(Collection entries)
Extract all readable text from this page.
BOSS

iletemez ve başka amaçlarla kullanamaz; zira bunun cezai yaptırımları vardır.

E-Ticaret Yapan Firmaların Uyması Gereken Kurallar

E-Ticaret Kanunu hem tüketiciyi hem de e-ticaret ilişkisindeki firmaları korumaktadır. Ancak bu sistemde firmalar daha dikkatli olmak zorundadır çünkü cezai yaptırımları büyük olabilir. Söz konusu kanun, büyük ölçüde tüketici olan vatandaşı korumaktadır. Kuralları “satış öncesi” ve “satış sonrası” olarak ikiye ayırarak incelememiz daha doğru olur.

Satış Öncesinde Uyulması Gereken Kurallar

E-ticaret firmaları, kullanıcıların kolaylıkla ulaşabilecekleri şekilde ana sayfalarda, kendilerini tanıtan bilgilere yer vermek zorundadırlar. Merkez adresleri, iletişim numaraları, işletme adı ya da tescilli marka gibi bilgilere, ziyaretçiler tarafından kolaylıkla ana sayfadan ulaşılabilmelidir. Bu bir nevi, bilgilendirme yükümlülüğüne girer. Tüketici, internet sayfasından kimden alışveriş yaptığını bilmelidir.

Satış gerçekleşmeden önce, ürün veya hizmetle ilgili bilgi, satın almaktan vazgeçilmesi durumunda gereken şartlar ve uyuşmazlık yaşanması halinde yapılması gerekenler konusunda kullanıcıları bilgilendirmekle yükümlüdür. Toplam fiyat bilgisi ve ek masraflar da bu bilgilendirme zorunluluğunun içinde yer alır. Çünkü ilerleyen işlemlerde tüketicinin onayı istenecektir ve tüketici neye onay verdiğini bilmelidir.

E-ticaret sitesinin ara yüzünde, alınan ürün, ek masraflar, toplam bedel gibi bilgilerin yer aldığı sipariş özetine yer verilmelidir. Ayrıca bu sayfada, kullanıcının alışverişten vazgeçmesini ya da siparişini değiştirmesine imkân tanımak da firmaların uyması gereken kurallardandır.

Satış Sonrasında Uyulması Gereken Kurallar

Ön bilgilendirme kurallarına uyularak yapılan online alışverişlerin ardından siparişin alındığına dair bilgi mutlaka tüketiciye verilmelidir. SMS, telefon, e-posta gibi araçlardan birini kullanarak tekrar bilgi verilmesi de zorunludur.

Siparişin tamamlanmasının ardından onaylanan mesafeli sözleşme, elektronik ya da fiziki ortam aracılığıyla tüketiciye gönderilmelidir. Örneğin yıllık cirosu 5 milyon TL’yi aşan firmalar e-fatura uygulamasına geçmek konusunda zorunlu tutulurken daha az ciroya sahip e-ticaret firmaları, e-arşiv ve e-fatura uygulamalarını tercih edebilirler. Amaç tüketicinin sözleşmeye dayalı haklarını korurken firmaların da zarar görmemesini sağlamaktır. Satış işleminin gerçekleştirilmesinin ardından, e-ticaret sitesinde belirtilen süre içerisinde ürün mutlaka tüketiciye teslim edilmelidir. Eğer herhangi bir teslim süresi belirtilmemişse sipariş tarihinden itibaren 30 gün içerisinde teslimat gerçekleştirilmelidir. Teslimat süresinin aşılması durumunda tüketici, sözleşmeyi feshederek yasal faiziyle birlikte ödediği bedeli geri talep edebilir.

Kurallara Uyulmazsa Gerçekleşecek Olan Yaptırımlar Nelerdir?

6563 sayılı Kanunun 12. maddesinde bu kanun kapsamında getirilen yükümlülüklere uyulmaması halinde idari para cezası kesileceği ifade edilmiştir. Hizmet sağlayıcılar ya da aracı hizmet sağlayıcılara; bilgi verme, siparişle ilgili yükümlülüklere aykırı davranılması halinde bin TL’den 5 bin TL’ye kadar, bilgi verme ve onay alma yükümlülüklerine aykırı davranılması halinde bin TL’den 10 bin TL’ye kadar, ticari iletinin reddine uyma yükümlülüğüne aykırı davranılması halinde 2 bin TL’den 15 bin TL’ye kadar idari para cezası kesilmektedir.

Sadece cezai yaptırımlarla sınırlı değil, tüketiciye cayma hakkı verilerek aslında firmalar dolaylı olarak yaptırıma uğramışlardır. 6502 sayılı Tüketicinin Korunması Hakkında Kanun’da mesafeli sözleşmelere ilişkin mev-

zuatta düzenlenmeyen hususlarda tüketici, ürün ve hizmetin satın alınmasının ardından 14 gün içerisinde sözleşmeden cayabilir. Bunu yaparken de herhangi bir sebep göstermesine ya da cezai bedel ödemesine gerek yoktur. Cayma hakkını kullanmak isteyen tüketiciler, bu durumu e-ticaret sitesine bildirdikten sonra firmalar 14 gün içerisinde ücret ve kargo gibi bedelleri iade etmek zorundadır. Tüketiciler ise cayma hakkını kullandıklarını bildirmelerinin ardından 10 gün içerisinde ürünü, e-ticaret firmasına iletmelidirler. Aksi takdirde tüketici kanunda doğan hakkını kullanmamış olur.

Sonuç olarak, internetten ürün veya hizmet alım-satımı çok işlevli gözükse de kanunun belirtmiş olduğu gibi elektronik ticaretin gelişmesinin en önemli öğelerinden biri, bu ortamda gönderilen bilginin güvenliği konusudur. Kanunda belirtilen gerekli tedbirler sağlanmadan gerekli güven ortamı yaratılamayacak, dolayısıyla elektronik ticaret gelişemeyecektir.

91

JOB:
Copy out the whole listing exactly; please set it all down.

THE RESPONSE:
Extract all readable text from this page.
BOSS

iletemez ve başka amaçlarla kullanamaz; zira bunun cezai yaptırımları vardır.

E-Ticaret Yapan Firmaların Uyması Gereken Kurallar

E-Ticaret Kanunu hem tüketiciyi hem de e-ticaret ilişkisindeki firmaları korumaktadır. Ancak bu sistemde firmalar daha dikkatli olmak zorundadır çünkü cezai yaptırımları büyük olabilir. Söz konusu kanun, büyük ölçüde tüketici olan vatandaşı korumaktadır. Kuralları “satış öncesi” ve “satış sonrası” olarak ikiye ayırarak incelememiz daha doğru olur.

Satış Öncesinde Uyulması Gereken Kurallar

E-ticaret firmaları, kullanıcıların kolaylıkla ulaşabilecekleri şekilde ana sayfalarda, kendilerini tanıtan bilgilere yer vermek zorundadırlar. Merkez adresleri, iletişim numaraları, işletme adı ya da tescilli marka gibi bilgilere, ziyaretçiler tarafından kolaylıkla ana sayfadan ulaşılabilmelidir. Bu bir nevi, bilgilendirme yükümlülüğüne girer. Tüketici, internet sayfasından kimden alışveriş yaptığını bilmelidir.

Satış gerçekleşmeden önce, ürün veya hizmetle ilgili bilgi, satın almaktan vazgeçilmesi durumunda gereken şartlar ve uyuşmazlık yaşanması halinde yapılması gerekenler konusunda kullanıcıları bilgilendirmekle yükümlüdür. Toplam fiyat bilgisi ve ek masraflar da bu bilgilendirme zorunluluğunun içinde yer alır. Çünkü ilerleyen işlemlerde tüketicinin onayı istenecektir ve tüketici neye onay verdiğini bilmelidir.

E-ticaret sitesinin ara yüzünde, alınan ürün, ek masraflar, toplam bedel gibi bilgilerin yer aldığı sipariş özetine yer verilmelidir. Ayrıca bu sayfada, kullanıcının alışverişten vazgeçmesini ya da siparişini değiştirmesine imkân tanımak da firmaların uyması gereken kurallardandır.

Satış Sonrasında Uyulması Gereken Kurallar

Ön bilgilendirme kurallarına uyularak yapılan online alışverişlerin ardından siparişin alındığına dair bilgi mutlaka tüketiciye verilmelidir. SMS, telefon, e-posta gibi araçlardan birini kullanarak tekrar bilgi verilmesi de zorunludur.

Siparişin tamamlanmasının ardından onaylanan mesafeli sözleşme, elektronik ya da fiziki ortam aracılığıyla tüketiciye gönderilmelidir. Örneğin yıllık cirosu 5 milyon TL’yi aşan firmalar e-fatura uygulamasına geçmek konusunda zorunlu tutulurken daha az ciroya sahip e-ticaret firmaları, e-arşiv ve e-fatura uygulamalarını tercih edebilirler. Amaç tüketicinin sözleşmeye dayalı haklarını korurken firmaların da zarar görmemesini sağlamaktır. Satış işleminin gerçekleştirilmesinin ardından, e-ticaret sitesinde belirtilen süre içerisinde ürün mutlaka tüketiciye teslim edilmelidir. Eğer herhangi bir teslim süresi belirtilmemişse sipariş tarihinden itibaren 30 gün içerisinde teslimat gerçekleştirilmelidir. Teslimat süresinin aşılması durumunda tüketici, sözleşmeyi feshederek yasal faiziyle birlikte ödediği bedeli geri talep edebilir.

Kurallara Uyulmazsa Gerçekleşecek Olan Yaptırımlar Nelerdir?

6563 sayılı Kanunun 12. maddesinde bu kanun kapsamında getirilen yükümlülüklere uyulmaması halinde idari para cezası kesileceği ifade edilmiştir. Hizmet sağlayıcılar ya da aracı hizmet sağlayıcılara; bilgi verme, siparişle ilgili yükümlülüklere aykırı davranılması halinde bin TL’den 5 bin TL’ye kadar, bilgi verme ve onay alma yükümlülüklerine aykırı davranılması halinde bin TL’den 10 bin TL’ye kadar, ticari iletinin reddine uyma yükümlülüğüne aykırı davranılması halinde 2 bin TL’den 15 bin TL’ye kadar idari para cezası kesilmektedir.

Sadece cezai yaptırımlarla sınırlı değil, tüketiciye cayma hakkı verilerek aslında firmalar dolaylı olarak yaptırıma uğramışlardır. 6502 sayılı Tüketicinin Korunması Hakkında Kanun’da mesafeli sözleşmelere ilişkin mev-

zuatta düzenlenmeyen hususlarda tüketici, ürün ve hizmetin satın alınmasının ardından 14 gün içerisinde sözleşmeden cayabilir. Bunu yaparken de herhangi bir sebep göstermesine ya da cezai bedel ödemesine gerek yoktur. Cayma hakkını kullanmak isteyen tüketiciler, bu durumu e-ticaret sitesine bildirdikten sonra firmalar 14 gün içerisinde ücret ve kargo gibi bedelleri iade etmek zorundadır. Tüketiciler ise cayma hakkını kullandıklarını bildirmelerinin ardından 10 gün içerisinde ürünü, e-ticaret firmasına iletmelidirler. Aksi takdirde tüketici kanunda doğan hakkını kullanmamış olur.

Sonuç olarak, internetten ürün veya hizmet alım-satımı çok işlevli gözükse de kanunun belirtmiş olduğu gibi elektronik ticaretin gelişmesinin en önemli öğelerinden biri, bu ortamda gönderilen bilginin güvenliği konusudur. Kanunda belirtilen gerekli tedbirler sağlanmadan gerekli güven ortamı yaratılamayacak, dolayısıyla elektronik ticaret gelişemeyecektir.

91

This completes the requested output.